Problem to solve —
Repeat the listing in full. Nothing may be added or left out.

____ Records shown

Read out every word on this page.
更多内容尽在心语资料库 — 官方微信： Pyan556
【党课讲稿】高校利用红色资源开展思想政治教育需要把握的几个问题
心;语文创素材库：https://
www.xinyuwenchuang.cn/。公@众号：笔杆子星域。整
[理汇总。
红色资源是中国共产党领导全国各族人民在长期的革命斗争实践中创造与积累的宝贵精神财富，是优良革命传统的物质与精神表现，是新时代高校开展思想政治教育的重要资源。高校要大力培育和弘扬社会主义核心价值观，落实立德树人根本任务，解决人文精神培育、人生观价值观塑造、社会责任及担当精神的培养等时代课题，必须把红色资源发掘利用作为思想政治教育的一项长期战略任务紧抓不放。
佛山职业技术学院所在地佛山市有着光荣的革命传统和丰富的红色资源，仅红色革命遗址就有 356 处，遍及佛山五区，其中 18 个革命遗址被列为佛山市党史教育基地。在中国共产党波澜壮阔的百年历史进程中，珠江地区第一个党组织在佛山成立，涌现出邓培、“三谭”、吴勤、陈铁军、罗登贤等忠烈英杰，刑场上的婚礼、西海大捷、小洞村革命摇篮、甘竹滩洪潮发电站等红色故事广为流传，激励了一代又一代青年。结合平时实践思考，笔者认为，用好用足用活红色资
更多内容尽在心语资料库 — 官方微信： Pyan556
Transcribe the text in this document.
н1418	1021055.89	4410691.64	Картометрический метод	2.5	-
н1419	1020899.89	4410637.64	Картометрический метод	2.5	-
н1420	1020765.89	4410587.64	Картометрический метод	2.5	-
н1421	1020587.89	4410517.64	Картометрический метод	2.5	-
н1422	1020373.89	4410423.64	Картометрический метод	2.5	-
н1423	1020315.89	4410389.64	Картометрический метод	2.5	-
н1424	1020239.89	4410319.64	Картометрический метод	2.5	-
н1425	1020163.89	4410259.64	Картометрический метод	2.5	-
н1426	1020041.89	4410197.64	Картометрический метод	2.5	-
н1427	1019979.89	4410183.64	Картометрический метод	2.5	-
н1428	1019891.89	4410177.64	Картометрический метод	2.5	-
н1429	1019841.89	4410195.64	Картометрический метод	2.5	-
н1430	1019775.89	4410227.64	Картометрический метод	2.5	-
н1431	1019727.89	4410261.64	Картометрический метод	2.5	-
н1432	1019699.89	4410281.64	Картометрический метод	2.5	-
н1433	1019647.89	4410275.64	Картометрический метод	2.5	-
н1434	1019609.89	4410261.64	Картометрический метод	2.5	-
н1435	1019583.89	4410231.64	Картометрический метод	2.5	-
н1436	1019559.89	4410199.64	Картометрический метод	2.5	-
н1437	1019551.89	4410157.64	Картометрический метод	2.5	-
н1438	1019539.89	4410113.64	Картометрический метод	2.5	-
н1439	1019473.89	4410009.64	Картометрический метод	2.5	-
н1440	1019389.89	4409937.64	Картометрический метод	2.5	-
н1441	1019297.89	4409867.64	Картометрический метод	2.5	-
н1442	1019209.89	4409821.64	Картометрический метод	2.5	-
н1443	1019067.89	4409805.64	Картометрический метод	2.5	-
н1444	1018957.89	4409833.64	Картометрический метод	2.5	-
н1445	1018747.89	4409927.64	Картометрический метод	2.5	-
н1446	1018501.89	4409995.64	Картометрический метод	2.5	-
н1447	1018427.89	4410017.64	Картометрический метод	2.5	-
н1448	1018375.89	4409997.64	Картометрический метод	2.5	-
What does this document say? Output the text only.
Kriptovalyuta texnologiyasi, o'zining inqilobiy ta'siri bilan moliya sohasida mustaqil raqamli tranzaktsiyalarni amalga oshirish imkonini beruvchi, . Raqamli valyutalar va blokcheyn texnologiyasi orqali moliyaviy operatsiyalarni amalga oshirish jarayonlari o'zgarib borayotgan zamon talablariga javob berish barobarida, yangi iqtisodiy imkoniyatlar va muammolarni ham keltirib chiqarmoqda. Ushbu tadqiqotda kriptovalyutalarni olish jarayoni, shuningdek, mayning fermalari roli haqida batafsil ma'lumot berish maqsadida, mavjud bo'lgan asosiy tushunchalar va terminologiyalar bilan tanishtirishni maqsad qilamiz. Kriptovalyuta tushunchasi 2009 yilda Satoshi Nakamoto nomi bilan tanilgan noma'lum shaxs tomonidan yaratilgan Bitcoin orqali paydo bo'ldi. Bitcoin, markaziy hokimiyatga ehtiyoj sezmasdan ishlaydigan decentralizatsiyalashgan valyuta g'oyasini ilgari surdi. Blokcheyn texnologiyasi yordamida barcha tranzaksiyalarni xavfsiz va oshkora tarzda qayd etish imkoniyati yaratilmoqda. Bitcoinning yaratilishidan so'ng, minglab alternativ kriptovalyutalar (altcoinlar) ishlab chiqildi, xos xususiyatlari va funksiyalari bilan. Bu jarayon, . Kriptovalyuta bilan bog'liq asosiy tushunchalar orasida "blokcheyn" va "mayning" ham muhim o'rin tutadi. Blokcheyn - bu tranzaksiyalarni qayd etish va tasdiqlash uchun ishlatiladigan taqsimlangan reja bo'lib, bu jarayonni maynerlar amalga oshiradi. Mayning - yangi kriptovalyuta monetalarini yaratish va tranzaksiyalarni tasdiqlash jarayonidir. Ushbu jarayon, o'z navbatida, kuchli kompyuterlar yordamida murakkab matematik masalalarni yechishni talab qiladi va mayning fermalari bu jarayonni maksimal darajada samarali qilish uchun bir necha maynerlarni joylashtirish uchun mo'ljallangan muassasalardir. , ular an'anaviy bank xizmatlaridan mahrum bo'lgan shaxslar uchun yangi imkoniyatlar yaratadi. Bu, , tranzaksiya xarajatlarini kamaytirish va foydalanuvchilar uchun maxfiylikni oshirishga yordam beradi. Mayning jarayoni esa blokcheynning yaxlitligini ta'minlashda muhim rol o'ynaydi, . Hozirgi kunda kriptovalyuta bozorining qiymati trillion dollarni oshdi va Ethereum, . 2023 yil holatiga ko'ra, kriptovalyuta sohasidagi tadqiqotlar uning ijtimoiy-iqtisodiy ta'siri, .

________

Expected answer —
Read out every word on this page.
更多内容尽在心语资料库 — 官方微信： Pyan556
【党课讲稿】高校利用红色资源开展思想政治教育需要把握的几个问题
心;语文创素材库：https://
www.xinyuwenchuang.cn/。公@众号：笔杆子星域。整
[理汇总。
红色资源是中国共产党领导全国各族人民在长期的革命斗争实践中创造与积累的宝贵精神财富，是优良革命传统的物质与精神表现，是新时代高校开展思想政治教育的重要资源。高校要大力培育和弘扬社会主义核心价值观，落实立德树人根本任务，解决人文精神培育、人生观价值观塑造、社会责任及担当精神的培养等时代课题，必须把红色资源发掘利用作为思想政治教育的一项长期战略任务紧抓不放。
佛山职业技术学院所在地佛山市有着光荣的革命传统和丰富的红色资源，仅红色革命遗址就有 356 处，遍及佛山五区，其中 18 个革命遗址被列为佛山市党史教育基地。在中国共产党波澜壮阔的百年历史进程中，珠江地区第一个党组织在佛山成立，涌现出邓培、“三谭”、吴勤、陈铁军、罗登贤等忠烈英杰，刑场上的婚礼、西海大捷、小洞村革命摇篮、甘竹滩洪潮发电站等红色故事广为流传，激励了一代又一代青年。结合平时实践思考，笔者认为，用好用足用活红色资
更多内容尽在心语资料库 — 官方微信： Pyan556
Transcribe the text in this document.
н1418	1021055.89	4410691.64	Картометрический метод	2.5	-
н1419	1020899.89	4410637.64	Картометрический метод	2.5	-
н1420	1020765.89	4410587.64	Картометрический метод	2.5	-
н1421	1020587.89	4410517.64	Картометрический метод	2.5	-
н1422	1020373.89	4410423.64	Картометрический метод	2.5	-
н1423	1020315.89	4410389.64	Картометрический метод	2.5	-
н1424	1020239.89	4410319.64	Картометрический метод	2.5	-
н1425	1020163.89	4410259.64	Картометрический метод	2.5	-
н1426	1020041.89	4410197.64	Картометрический метод	2.5	-
н1427	1019979.89	4410183.64	Картометрический метод	2.5	-
н1428	1019891.89	4410177.64	Картометрический метод	2.5	-
н1429	1019841.89	4410195.64	Картометрический метод	2.5	-
н1430	1019775.89	4410227.64	Картометрический метод	2.5	-
н1431	1019727.89	4410261.64	Картометрический метод	2.5	-
н1432	1019699.89	4410281.64	Картометрический метод	2.5	-
н1433	1019647.89	4410275.64	Картометрический метод	2.5	-
н1434	1019609.89	4410261.64	Картометрический метод	2.5	-
н1435	1019583.89	4410231.64	Картометрический метод	2.5	-
н1436	1019559.89	4410199.64	Картометрический метод	2.5	-
н1437	1019551.89	4410157.64	Картометрический метод	2.5	-
н1438	1019539.89	4410113.64	Картометрический метод	2.5	-
н1439	1019473.89	4410009.64	Картометрический метод	2.5	-
н1440	1019389.89	4409937.64	Картометрический метод	2.5	-
н1441	1019297.89	4409867.64	Картометрический метод	2.5	-
н1442	1019209.89	4409821.64	Картометрический метод	2.5	-
н1443	1019067.89	4409805.64	Картометрический метод	2.5	-
н1444	1018957.89	4409833.64	Картометрический метод	2.5	-
н1445	1018747.89	4409927.64	Картометрический метод	2.5	-
н1446	1018501.89	4409995.64	Картометрический метод	2.5	-
н1447	1018427.89	4410017.64	Картометрический метод	2.5	-
н1448	1018375.89	4409997.64	Картометрический метод	2.5	-
What does this document say? Output the text only.
Kriptovalyuta texnologiyasi, o'zining inqilobiy ta'siri bilan moliya sohasida mustaqil raqamli tranzaktsiyalarni amalga oshirish imkonini beruvchi, . Raqamli valyutalar va blokcheyn texnologiyasi orqali moliyaviy operatsiyalarni amalga oshirish jarayonlari o'zgarib borayotgan zamon talablariga javob berish barobarida, yangi iqtisodiy imkoniyatlar va muammolarni ham keltirib chiqarmoqda. Ushbu tadqiqotda kriptovalyutalarni olish jarayoni, shuningdek, mayning fermalari roli haqida batafsil ma'lumot berish maqsadida, mavjud bo'lgan asosiy tushunchalar va terminologiyalar bilan tanishtirishni maqsad qilamiz. Kriptovalyuta tushunchasi 2009 yilda Satoshi Nakamoto nomi bilan tanilgan noma'lum shaxs tomonidan yaratilgan Bitcoin orqali paydo bo'ldi. Bitcoin, markaziy hokimiyatga ehtiyoj sezmasdan ishlaydigan decentralizatsiyalashgan valyuta g'oyasini ilgari surdi. Blokcheyn texnologiyasi yordamida barcha tranzaksiyalarni xavfsiz va oshkora tarzda qayd etish imkoniyati yaratilmoqda. Bitcoinning yaratilishidan so'ng, minglab alternativ kriptovalyutalar (altcoinlar) ishlab chiqildi, xos xususiyatlari va funksiyalari bilan. Bu jarayon, . Kriptovalyuta bilan bog'liq asosiy tushunchalar orasida "blokcheyn" va "mayning" ham muhim o'rin tutadi. Blokcheyn - bu tranzaksiyalarni qayd etish va tasdiqlash uchun ishlatiladigan taqsimlangan reja bo'lib, bu jarayonni maynerlar amalga oshiradi. Mayning - yangi kriptovalyuta monetalarini yaratish va tranzaksiyalarni tasdiqlash jarayonidir. Ushbu jarayon, o'z navbatida, kuchli kompyuterlar yordamida murakkab matematik masalalarni yechishni talab qiladi va mayning fermalari bu jarayonni maksimal darajada samarali qilish uchun bir necha maynerlarni joylashtirish uchun mo'ljallangan muassasalardir. , ular an'anaviy bank xizmatlaridan mahrum bo'lgan shaxslar uchun yangi imkoniyatlar yaratadi. Bu, , tranzaksiya xarajatlarini kamaytirish va foydalanuvchilar uchun maxfiylikni oshirishga yordam beradi. Mayning jarayoni esa blokcheynning yaxlitligini ta'minlashda muhim rol o'ynaydi, . Hozirgi kunda kriptovalyuta bozorining qiymati trillion dollarni oshdi va Ethereum, . 2023 yil holatiga ko'ra, kriptovalyuta sohasidagi tadqiqotlar uning ijtimoiy-iqtisodiy ta'siri, .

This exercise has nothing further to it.